--- Listed records ---

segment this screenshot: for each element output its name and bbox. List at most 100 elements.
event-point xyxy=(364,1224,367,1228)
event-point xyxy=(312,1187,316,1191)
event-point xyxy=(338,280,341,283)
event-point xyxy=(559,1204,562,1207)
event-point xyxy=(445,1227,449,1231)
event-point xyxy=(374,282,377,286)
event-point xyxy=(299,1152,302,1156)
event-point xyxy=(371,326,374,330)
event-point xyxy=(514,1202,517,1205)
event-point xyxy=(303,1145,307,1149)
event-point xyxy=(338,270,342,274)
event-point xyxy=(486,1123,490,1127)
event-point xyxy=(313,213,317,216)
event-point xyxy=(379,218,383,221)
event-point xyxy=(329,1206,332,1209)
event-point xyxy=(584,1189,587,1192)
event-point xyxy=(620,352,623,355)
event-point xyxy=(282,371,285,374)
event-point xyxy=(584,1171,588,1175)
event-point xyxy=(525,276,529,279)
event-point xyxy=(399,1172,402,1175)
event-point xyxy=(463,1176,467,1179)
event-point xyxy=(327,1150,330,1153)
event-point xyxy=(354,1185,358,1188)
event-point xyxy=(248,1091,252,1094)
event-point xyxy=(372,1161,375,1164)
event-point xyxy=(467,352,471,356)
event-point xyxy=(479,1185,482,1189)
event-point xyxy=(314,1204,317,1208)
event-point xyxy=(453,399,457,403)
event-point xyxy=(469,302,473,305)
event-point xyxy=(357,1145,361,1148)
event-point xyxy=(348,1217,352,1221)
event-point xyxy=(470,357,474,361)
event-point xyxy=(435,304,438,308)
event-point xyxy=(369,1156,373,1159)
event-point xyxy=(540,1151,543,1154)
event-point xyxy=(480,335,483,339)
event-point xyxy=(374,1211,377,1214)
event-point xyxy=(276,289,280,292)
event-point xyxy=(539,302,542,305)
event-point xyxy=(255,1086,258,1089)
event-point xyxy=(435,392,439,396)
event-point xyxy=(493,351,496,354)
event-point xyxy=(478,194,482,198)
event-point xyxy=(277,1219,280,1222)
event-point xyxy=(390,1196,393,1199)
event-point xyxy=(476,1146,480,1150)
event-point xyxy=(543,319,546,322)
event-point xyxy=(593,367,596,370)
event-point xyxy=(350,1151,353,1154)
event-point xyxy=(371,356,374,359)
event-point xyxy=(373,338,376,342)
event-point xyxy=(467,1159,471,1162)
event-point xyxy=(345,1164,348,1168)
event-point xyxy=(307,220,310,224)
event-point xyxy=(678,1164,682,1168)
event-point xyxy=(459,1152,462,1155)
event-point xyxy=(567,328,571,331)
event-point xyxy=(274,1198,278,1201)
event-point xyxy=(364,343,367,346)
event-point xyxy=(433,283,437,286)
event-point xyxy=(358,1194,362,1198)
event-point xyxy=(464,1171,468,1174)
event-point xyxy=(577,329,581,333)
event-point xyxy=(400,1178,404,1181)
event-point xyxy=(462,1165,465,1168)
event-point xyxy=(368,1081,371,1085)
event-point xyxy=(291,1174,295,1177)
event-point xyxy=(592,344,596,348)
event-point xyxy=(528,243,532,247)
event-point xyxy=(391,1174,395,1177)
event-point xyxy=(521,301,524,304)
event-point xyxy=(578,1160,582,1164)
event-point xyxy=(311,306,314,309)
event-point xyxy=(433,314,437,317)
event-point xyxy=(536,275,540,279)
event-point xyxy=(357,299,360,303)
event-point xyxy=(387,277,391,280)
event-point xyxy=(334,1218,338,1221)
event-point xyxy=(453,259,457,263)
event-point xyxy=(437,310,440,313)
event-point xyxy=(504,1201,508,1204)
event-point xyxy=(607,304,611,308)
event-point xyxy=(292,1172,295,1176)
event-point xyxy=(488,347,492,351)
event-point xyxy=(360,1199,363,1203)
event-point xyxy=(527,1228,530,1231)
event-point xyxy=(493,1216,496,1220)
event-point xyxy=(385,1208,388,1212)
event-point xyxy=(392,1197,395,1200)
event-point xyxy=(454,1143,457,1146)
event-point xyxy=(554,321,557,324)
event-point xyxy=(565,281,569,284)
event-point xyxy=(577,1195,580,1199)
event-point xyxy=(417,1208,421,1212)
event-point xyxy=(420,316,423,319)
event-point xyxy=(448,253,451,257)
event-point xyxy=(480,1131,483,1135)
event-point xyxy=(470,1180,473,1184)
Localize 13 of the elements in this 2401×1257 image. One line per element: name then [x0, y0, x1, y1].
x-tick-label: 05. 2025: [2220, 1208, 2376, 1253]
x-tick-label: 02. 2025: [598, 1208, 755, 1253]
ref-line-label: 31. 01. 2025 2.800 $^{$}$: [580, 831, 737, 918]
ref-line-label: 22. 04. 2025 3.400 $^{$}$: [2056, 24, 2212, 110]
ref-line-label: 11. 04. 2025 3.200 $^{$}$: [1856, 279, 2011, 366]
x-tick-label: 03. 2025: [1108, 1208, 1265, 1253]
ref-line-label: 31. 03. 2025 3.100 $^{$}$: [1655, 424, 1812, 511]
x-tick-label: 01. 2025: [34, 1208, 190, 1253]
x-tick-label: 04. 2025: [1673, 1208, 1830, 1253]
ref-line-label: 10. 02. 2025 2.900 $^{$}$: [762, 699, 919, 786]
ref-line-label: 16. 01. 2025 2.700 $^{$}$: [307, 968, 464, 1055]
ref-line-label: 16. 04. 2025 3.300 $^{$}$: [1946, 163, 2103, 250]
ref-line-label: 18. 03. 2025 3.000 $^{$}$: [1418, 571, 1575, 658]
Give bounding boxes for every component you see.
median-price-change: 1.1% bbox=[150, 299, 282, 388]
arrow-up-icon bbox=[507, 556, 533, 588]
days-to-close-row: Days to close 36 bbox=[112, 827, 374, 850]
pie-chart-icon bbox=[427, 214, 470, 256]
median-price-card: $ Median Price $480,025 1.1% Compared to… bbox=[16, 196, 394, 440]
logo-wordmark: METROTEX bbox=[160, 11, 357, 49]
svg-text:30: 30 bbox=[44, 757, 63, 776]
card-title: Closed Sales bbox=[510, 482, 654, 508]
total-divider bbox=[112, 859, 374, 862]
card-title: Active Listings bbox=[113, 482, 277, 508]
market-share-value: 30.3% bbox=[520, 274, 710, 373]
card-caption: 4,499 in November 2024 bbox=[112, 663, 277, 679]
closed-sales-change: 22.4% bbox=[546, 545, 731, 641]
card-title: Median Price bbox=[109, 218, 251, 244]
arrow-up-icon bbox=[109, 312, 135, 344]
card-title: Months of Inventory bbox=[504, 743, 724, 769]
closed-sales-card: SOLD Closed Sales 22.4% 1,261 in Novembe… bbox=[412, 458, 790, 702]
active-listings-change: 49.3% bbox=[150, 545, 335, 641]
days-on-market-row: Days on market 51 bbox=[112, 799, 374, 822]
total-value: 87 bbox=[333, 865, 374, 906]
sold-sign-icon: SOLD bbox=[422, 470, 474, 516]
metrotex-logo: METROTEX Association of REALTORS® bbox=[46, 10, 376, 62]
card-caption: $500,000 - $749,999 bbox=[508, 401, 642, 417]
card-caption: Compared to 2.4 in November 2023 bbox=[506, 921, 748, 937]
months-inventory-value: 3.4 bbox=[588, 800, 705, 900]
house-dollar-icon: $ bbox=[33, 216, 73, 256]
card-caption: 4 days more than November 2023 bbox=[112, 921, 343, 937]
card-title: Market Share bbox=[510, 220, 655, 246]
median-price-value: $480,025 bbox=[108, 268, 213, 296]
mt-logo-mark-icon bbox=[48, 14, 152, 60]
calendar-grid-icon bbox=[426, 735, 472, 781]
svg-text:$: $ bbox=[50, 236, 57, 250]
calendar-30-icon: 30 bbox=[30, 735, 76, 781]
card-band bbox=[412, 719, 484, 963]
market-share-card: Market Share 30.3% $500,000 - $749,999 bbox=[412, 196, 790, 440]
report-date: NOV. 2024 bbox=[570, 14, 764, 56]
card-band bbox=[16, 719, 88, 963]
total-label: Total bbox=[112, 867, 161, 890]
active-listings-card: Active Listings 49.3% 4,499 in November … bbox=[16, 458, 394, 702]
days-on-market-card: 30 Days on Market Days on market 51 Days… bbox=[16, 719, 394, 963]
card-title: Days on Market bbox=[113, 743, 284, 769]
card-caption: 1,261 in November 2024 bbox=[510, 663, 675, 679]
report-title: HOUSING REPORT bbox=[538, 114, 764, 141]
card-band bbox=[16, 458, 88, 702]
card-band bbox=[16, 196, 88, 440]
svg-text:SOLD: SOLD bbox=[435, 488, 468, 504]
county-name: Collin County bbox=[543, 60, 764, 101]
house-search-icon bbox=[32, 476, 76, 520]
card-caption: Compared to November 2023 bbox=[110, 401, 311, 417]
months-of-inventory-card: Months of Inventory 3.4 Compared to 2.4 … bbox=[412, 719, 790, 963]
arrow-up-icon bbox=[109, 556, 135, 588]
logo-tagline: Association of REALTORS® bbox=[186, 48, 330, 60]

---

# [Problem to solve]
Repeat the lines of the material exactly as they appear, from its start through the line containing "event-point xyxy=(354,1185,358,1188)".

# [Answer]
segment this screenshot: for each element output its name and bbox. List at most 100 elements.
event-point xyxy=(364,1224,367,1228)
event-point xyxy=(312,1187,316,1191)
event-point xyxy=(338,280,341,283)
event-point xyxy=(559,1204,562,1207)
event-point xyxy=(445,1227,449,1231)
event-point xyxy=(374,282,377,286)
event-point xyxy=(299,1152,302,1156)
event-point xyxy=(371,326,374,330)
event-point xyxy=(514,1202,517,1205)
event-point xyxy=(303,1145,307,1149)
event-point xyxy=(338,270,342,274)
event-point xyxy=(486,1123,490,1127)
event-point xyxy=(313,213,317,216)
event-point xyxy=(379,218,383,221)
event-point xyxy=(329,1206,332,1209)
event-point xyxy=(584,1189,587,1192)
event-point xyxy=(620,352,623,355)
event-point xyxy=(282,371,285,374)
event-point xyxy=(584,1171,588,1175)
event-point xyxy=(525,276,529,279)
event-point xyxy=(399,1172,402,1175)
event-point xyxy=(463,1176,467,1179)
event-point xyxy=(327,1150,330,1153)
event-point xyxy=(354,1185,358,1188)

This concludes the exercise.